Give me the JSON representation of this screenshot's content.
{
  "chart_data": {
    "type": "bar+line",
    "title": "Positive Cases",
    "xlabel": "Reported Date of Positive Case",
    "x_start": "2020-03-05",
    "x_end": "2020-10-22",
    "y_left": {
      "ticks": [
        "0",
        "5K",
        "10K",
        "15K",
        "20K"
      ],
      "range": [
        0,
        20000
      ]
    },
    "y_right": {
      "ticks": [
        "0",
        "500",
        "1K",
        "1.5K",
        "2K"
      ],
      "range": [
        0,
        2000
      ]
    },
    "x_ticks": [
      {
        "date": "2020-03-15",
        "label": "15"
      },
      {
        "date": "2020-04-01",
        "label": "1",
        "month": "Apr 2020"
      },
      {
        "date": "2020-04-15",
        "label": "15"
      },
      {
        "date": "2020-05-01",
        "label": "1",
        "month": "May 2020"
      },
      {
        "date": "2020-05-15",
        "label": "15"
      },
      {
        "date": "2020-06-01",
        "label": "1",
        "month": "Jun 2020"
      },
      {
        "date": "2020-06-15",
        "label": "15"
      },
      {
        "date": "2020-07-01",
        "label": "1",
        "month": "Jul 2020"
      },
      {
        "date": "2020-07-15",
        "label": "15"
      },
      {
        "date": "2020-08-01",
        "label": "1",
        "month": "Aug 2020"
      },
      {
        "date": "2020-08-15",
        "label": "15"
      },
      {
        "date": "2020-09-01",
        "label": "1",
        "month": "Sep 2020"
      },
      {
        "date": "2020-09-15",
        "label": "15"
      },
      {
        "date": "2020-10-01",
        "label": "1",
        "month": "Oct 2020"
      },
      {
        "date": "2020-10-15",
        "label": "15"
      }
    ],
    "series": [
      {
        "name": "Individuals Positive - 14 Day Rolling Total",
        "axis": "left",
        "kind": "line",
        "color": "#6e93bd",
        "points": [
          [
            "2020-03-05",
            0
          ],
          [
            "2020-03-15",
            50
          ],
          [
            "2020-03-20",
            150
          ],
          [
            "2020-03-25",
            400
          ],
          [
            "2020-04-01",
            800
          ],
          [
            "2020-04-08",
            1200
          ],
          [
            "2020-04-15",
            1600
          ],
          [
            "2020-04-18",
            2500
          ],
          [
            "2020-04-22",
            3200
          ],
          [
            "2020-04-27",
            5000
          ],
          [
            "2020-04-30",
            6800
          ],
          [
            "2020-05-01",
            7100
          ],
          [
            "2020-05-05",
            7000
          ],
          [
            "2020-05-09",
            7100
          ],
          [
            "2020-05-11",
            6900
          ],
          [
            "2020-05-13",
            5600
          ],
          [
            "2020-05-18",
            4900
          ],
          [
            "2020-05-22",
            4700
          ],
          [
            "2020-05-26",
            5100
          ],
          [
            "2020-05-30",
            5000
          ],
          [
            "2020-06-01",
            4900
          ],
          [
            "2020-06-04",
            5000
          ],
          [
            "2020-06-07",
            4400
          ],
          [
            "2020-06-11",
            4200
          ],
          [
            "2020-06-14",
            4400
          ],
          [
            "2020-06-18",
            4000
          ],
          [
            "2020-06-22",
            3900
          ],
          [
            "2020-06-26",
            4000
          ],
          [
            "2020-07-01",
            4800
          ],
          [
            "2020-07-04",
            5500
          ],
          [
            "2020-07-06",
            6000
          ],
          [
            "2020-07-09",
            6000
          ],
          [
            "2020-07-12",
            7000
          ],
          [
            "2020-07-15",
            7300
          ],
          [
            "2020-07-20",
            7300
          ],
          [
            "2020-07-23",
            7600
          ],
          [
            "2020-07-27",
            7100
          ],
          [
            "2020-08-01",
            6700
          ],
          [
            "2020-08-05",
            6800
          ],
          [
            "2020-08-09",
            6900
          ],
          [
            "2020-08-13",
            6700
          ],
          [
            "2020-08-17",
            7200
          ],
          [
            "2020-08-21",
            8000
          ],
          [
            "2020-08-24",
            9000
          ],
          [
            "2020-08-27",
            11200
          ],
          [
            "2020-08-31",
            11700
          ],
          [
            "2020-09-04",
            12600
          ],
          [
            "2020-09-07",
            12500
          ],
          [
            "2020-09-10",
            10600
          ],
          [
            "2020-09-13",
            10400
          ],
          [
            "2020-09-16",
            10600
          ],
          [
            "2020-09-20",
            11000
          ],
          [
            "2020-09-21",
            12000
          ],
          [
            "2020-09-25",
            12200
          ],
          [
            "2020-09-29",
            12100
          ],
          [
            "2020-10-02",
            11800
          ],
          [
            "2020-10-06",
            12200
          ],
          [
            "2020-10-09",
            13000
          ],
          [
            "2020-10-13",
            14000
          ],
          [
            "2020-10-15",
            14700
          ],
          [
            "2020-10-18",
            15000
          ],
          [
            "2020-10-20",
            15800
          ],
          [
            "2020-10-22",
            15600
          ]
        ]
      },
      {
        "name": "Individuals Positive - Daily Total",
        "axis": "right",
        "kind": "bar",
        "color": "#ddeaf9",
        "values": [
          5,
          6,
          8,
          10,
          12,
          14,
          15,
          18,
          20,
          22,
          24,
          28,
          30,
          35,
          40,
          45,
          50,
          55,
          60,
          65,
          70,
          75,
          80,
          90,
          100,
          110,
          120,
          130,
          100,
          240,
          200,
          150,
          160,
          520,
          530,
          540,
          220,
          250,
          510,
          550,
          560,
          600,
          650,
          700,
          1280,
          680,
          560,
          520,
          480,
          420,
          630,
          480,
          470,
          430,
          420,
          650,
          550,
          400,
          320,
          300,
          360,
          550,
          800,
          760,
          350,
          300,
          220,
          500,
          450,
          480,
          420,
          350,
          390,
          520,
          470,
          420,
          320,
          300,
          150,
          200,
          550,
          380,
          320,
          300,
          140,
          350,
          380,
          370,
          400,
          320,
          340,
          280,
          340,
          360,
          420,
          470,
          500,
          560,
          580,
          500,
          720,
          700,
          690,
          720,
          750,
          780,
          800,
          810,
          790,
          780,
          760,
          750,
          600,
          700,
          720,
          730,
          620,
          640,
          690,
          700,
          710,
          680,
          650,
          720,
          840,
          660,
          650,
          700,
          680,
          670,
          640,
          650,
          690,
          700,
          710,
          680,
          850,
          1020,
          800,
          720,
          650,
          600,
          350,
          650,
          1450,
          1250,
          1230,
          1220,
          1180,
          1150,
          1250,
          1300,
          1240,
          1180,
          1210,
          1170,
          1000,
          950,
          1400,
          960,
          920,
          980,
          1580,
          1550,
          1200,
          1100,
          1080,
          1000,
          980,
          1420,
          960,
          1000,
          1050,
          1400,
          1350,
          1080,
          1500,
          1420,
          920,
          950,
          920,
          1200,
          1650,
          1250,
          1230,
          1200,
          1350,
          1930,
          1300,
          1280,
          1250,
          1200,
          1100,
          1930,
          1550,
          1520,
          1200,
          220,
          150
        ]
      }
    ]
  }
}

━━━━━━━━━━━━━━━━━━━━

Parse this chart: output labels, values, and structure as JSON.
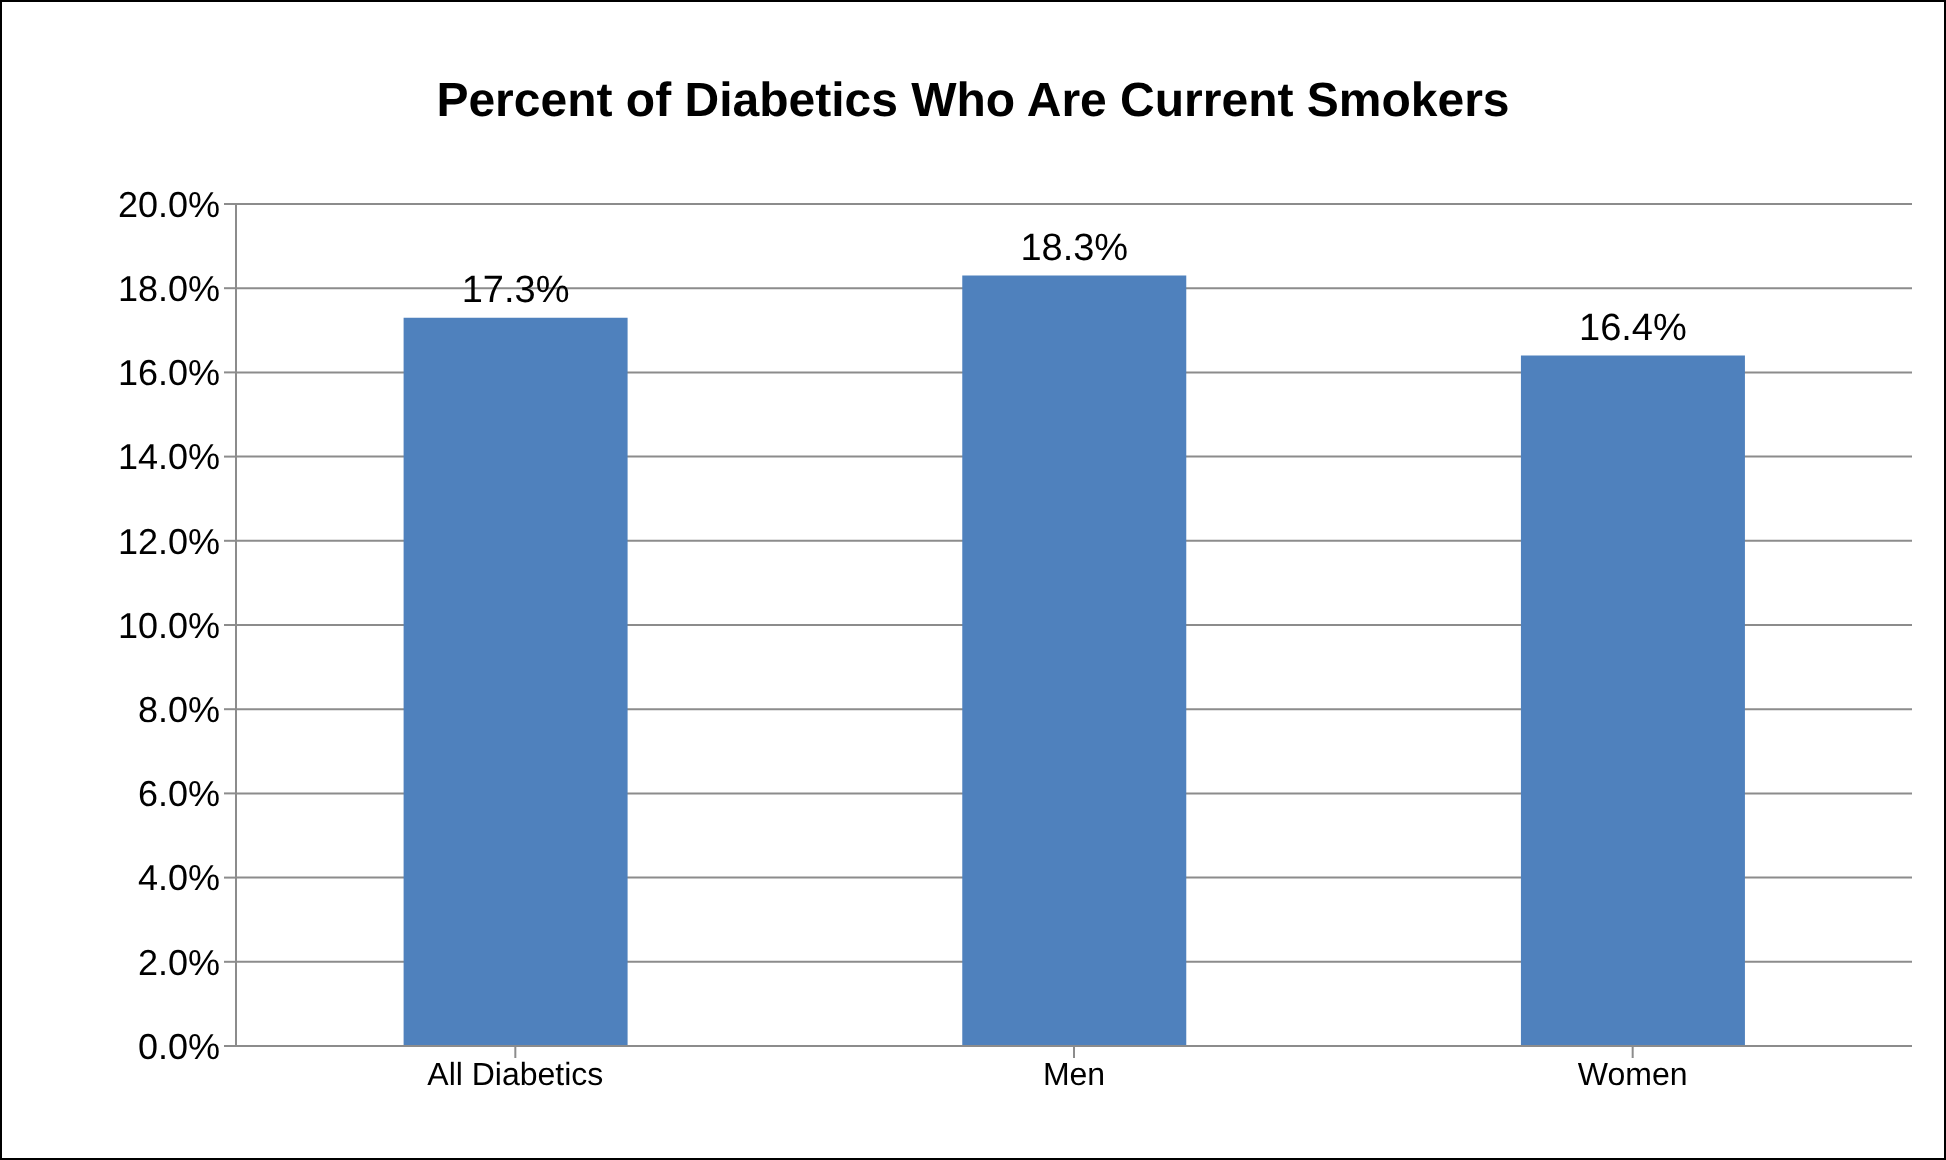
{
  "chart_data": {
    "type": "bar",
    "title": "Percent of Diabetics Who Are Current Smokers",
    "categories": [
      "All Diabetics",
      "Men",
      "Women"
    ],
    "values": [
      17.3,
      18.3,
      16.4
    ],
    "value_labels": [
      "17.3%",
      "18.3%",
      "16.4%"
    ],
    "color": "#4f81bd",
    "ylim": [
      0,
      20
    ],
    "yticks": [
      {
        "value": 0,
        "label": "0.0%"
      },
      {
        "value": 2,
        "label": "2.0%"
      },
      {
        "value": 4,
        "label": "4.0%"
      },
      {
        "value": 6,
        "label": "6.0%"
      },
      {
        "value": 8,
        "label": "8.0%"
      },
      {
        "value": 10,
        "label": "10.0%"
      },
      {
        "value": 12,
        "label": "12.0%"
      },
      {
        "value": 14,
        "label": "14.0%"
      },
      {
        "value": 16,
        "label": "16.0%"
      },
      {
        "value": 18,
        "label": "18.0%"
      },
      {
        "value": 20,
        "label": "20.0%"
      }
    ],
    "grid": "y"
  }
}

━━━━━━━━━━━━━━━━━━━━

All lines in the data that contain the word "values" should be copied.

        "values": [
Parse this chart: output labels, values, and structure as JSON.
    "values": [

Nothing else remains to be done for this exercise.